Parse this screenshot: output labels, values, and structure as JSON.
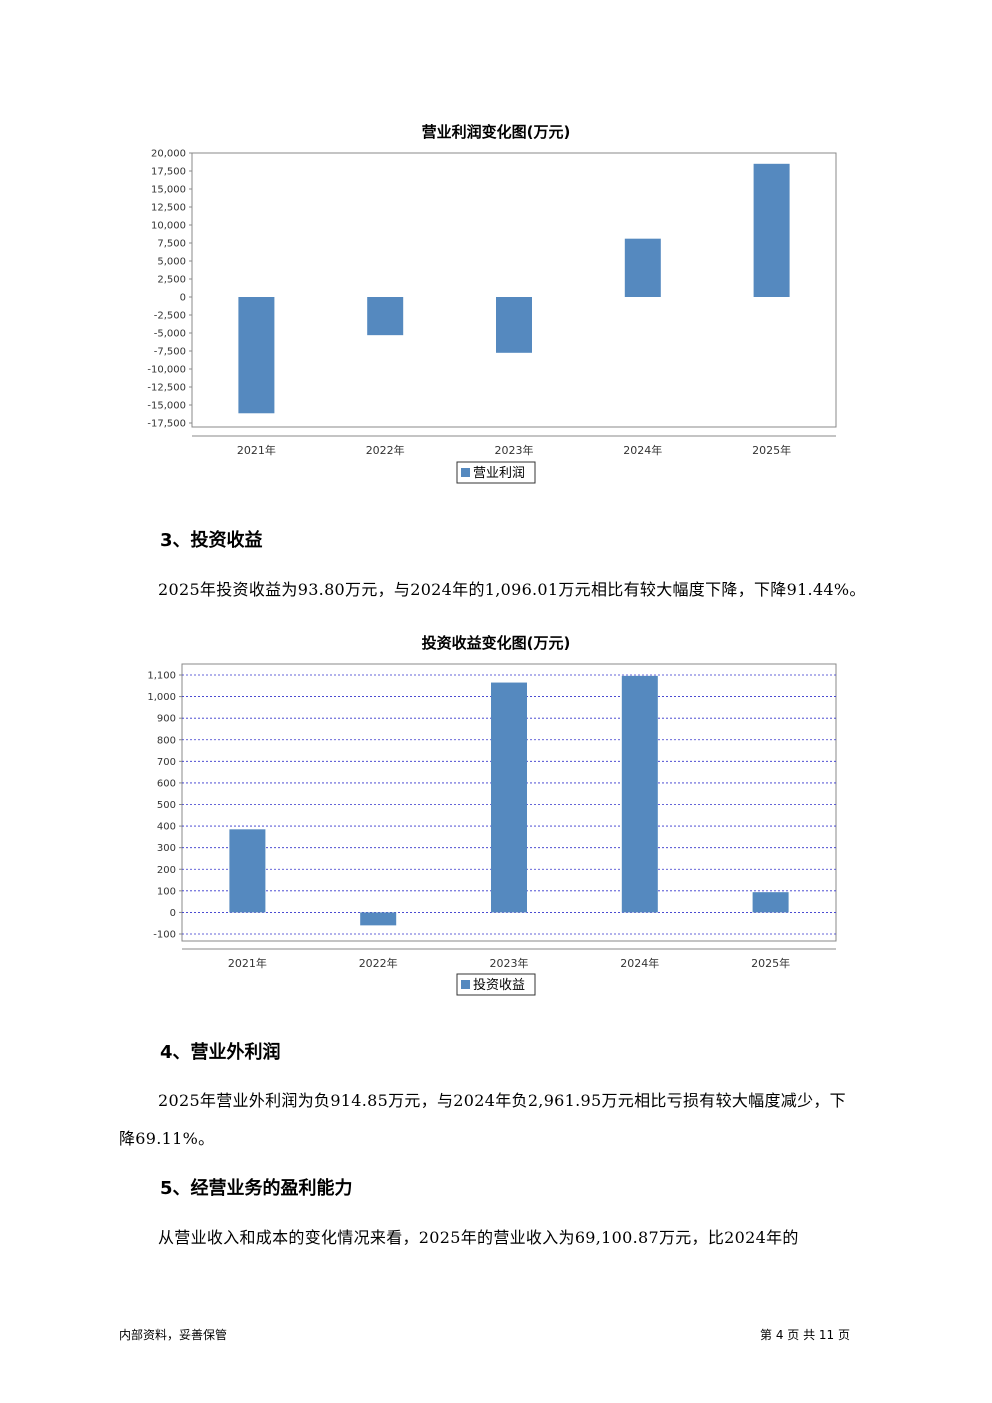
{
  "chart_data": [
    {
      "type": "bar",
      "title": "营业利润变化图(万元)",
      "categories": [
        "2021年",
        "2022年",
        "2023年",
        "2024年",
        "2025年"
      ],
      "series": [
        {
          "name": "营业利润",
          "values": [
            -16150,
            -5300,
            -7750,
            8100,
            18500
          ]
        }
      ],
      "ylim": [
        -17500,
        20000
      ],
      "yticks": [
        "20,000",
        "17,500",
        "15,000",
        "12,500",
        "10,000",
        "7,500",
        "5,000",
        "2,500",
        "0",
        "-2,500",
        "-5,000",
        "-7,500",
        "-10,000",
        "-12,500",
        "-15,000",
        "-17,500"
      ],
      "ytick_values": [
        20000,
        17500,
        15000,
        12500,
        10000,
        7500,
        5000,
        2500,
        0,
        -2500,
        -5000,
        -7500,
        -10000,
        -12500,
        -15000,
        -17500
      ],
      "grid": false,
      "legend": "bottom-center",
      "color": "#5589bf"
    },
    {
      "type": "bar",
      "title": "投资收益变化图(万元)",
      "categories": [
        "2021年",
        "2022年",
        "2023年",
        "2024年",
        "2025年"
      ],
      "series": [
        {
          "name": "投资收益",
          "values": [
            385,
            -60,
            1065,
            1096.01,
            93.8
          ]
        }
      ],
      "ylim": [
        -100,
        1100
      ],
      "yticks": [
        "1,100",
        "1,000",
        "900",
        "800",
        "700",
        "600",
        "500",
        "400",
        "300",
        "200",
        "100",
        "0",
        "-100"
      ],
      "ytick_values": [
        1100,
        1000,
        900,
        800,
        700,
        600,
        500,
        400,
        300,
        200,
        100,
        0,
        -100
      ],
      "grid": true,
      "legend": "bottom-center",
      "color": "#5589bf"
    }
  ],
  "headings": {
    "investment": "3、投资收益",
    "nonop": "4、营业外利润",
    "profitability": "5、经营业务的盈利能力"
  },
  "paragraphs": {
    "investment": "2025年投资收益为93.80万元，与2024年的1,096.01万元相比有较大幅度下降，下降91.44%。",
    "nonop_line1": "2025年营业外利润为负914.85万元，与2024年负2,961.95万元相比亏损有较大幅度减少，下",
    "nonop_line2": "降69.11%。",
    "profitability": "从营业收入和成本的变化情况来看，2025年的营业收入为69,100.87万元，比2024年的"
  },
  "footer": {
    "left": "内部资料，妥善保管",
    "right": "第 4 页  共 11 页"
  }
}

:::::

Written request – Without including any pictures, reproduce the listing exactly.

Answer to this problem –
Parse this screenshot: output labels, values, and structure as JSON.
{
  "chart_data": [
    {
      "type": "bar",
      "title": "营业利润变化图(万元)",
      "categories": [
        "2021年",
        "2022年",
        "2023年",
        "2024年",
        "2025年"
      ],
      "series": [
        {
          "name": "营业利润",
          "values": [
            -16150,
            -5300,
            -7750,
            8100,
            18500
          ]
        }
      ],
      "ylim": [
        -17500,
        20000
      ],
      "yticks": [
        "20,000",
        "17,500",
        "15,000",
        "12,500",
        "10,000",
        "7,500",
        "5,000",
        "2,500",
        "0",
        "-2,500",
        "-5,000",
        "-7,500",
        "-10,000",
        "-12,500",
        "-15,000",
        "-17,500"
      ],
      "ytick_values": [
        20000,
        17500,
        15000,
        12500,
        10000,
        7500,
        5000,
        2500,
        0,
        -2500,
        -5000,
        -7500,
        -10000,
        -12500,
        -15000,
        -17500
      ],
      "grid": false,
      "legend": "bottom-center",
      "color": "#5589bf"
    },
    {
      "type": "bar",
      "title": "投资收益变化图(万元)",
      "categories": [
        "2021年",
        "2022年",
        "2023年",
        "2024年",
        "2025年"
      ],
      "series": [
        {
          "name": "投资收益",
          "values": [
            385,
            -60,
            1065,
            1096.01,
            93.8
          ]
        }
      ],
      "ylim": [
        -100,
        1100
      ],
      "yticks": [
        "1,100",
        "1,000",
        "900",
        "800",
        "700",
        "600",
        "500",
        "400",
        "300",
        "200",
        "100",
        "0",
        "-100"
      ],
      "ytick_values": [
        1100,
        1000,
        900,
        800,
        700,
        600,
        500,
        400,
        300,
        200,
        100,
        0,
        -100
      ],
      "grid": true,
      "legend": "bottom-center",
      "color": "#5589bf"
    }
  ],
  "headings": {
    "investment": "3、投资收益",
    "nonop": "4、营业外利润",
    "profitability": "5、经营业务的盈利能力"
  },
  "paragraphs": {
    "investment": "2025年投资收益为93.80万元，与2024年的1,096.01万元相比有较大幅度下降，下降91.44%。",
    "nonop_line1": "2025年营业外利润为负914.85万元，与2024年负2,961.95万元相比亏损有较大幅度减少，下",
    "nonop_line2": "降69.11%。",
    "profitability": "从营业收入和成本的变化情况来看，2025年的营业收入为69,100.87万元，比2024年的"
  },
  "footer": {
    "left": "内部资料，妥善保管",
    "right": "第 4 页  共 11 页"
  }
}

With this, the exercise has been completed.